(Data records)
========================
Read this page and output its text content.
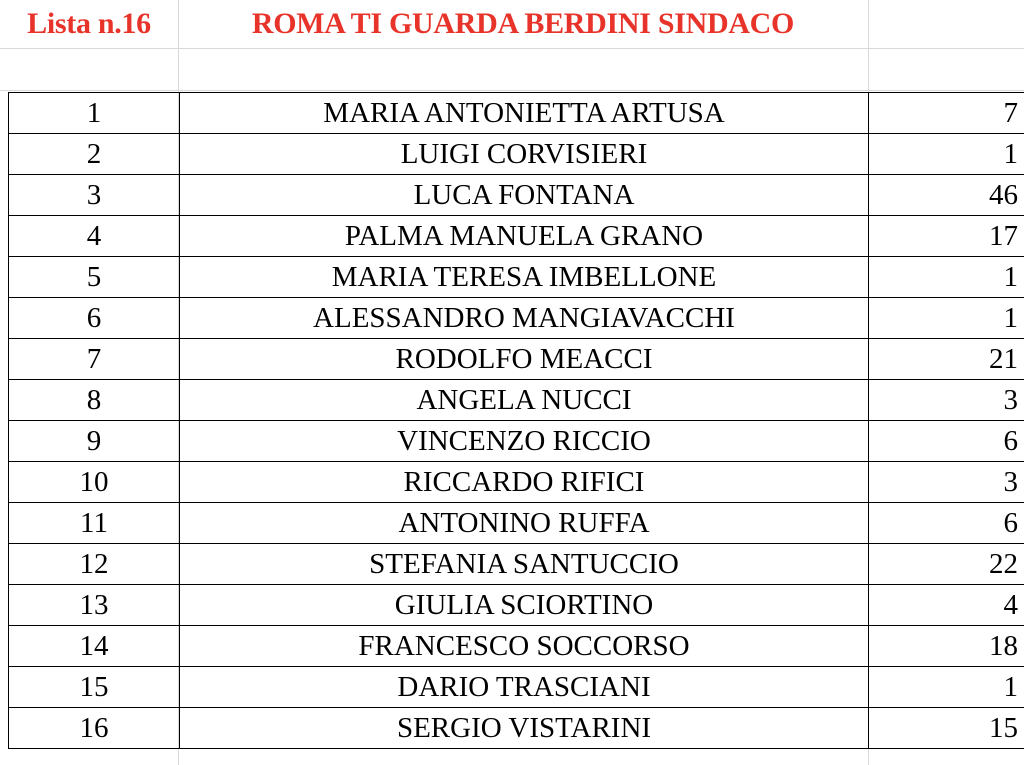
Lista n.16	ROMA TI GUARDA BERDINI SINDACO
1	MARIA ANTONIETTA ARTUSA	7
2	LUIGI CORVISIERI	1
3	LUCA FONTANA	46
4	PALMA MANUELA GRANO	17
5	MARIA TERESA IMBELLONE	1
6	ALESSANDRO MANGIAVACCHI	1
7	RODOLFO MEACCI	21
8	ANGELA NUCCI	3
9	VINCENZO RICCIO	6
10	RICCARDO RIFICI	3
11	ANTONINO RUFFA	6
12	STEFANIA SANTUCCIO	22
13	GIULIA SCIORTINO	4
14	FRANCESCO SOCCORSO	18
15	DARIO TRASCIANI	1
16	SERGIO VISTARINI	15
========================
TASK TO CARRY OUT:
Read the lines above. Gather those in which the string "MARIA" is found.

RESPONSE FOR THIS EXERCISE:
1	MARIA ANTONIETTA ARTUSA	7
5	MARIA TERESA IMBELLONE	1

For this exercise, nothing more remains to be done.